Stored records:
++++++++

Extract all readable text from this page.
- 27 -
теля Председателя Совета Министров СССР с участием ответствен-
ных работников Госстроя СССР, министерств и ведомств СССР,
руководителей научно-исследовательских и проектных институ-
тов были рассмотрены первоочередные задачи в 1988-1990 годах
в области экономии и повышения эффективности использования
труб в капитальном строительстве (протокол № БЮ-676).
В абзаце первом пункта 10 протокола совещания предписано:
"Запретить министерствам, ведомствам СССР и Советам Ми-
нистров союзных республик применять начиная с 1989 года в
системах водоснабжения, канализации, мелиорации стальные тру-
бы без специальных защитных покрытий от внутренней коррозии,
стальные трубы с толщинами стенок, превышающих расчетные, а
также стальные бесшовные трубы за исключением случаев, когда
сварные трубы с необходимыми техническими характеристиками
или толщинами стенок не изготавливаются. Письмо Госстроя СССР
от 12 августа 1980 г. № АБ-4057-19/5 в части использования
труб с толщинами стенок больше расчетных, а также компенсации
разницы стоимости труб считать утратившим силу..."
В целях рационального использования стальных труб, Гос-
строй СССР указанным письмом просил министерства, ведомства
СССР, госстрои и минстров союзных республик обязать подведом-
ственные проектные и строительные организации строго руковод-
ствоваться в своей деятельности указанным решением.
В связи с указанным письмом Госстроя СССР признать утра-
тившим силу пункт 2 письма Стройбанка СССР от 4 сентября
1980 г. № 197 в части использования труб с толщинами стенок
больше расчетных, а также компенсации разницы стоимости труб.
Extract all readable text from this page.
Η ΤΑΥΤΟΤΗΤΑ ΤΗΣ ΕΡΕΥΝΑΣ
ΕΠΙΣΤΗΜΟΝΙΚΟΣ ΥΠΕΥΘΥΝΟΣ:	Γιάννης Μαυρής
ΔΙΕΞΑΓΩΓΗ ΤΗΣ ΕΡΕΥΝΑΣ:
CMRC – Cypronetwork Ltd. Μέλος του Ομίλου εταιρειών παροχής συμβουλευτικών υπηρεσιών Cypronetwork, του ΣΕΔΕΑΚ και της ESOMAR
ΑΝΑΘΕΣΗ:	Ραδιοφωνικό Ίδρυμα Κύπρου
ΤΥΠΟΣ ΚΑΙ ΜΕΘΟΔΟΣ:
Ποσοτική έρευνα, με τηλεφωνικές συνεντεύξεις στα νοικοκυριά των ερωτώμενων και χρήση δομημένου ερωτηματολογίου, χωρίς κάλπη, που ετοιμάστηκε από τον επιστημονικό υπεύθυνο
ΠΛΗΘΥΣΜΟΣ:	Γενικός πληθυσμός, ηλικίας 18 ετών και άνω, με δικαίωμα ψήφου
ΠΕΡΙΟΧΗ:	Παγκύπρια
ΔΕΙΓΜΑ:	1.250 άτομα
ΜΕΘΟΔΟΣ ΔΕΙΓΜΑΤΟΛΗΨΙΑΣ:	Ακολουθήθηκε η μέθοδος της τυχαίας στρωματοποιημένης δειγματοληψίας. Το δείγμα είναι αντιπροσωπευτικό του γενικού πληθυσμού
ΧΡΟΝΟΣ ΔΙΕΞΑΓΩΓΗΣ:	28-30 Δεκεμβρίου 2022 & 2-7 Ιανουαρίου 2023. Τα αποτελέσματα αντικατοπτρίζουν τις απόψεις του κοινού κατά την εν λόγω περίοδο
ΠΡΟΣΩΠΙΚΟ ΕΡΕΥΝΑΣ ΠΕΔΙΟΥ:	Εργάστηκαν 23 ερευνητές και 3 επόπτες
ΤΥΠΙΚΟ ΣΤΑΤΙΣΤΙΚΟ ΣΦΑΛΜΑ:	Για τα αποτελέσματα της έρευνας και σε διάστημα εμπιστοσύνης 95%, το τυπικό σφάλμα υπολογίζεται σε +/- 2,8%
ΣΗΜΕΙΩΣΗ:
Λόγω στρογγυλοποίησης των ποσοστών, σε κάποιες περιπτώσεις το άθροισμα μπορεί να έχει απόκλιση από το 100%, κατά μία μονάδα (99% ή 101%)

++++++++

The word "стоимости" may occur in lines of the records. Report how many such lines there are, giving only the number.

2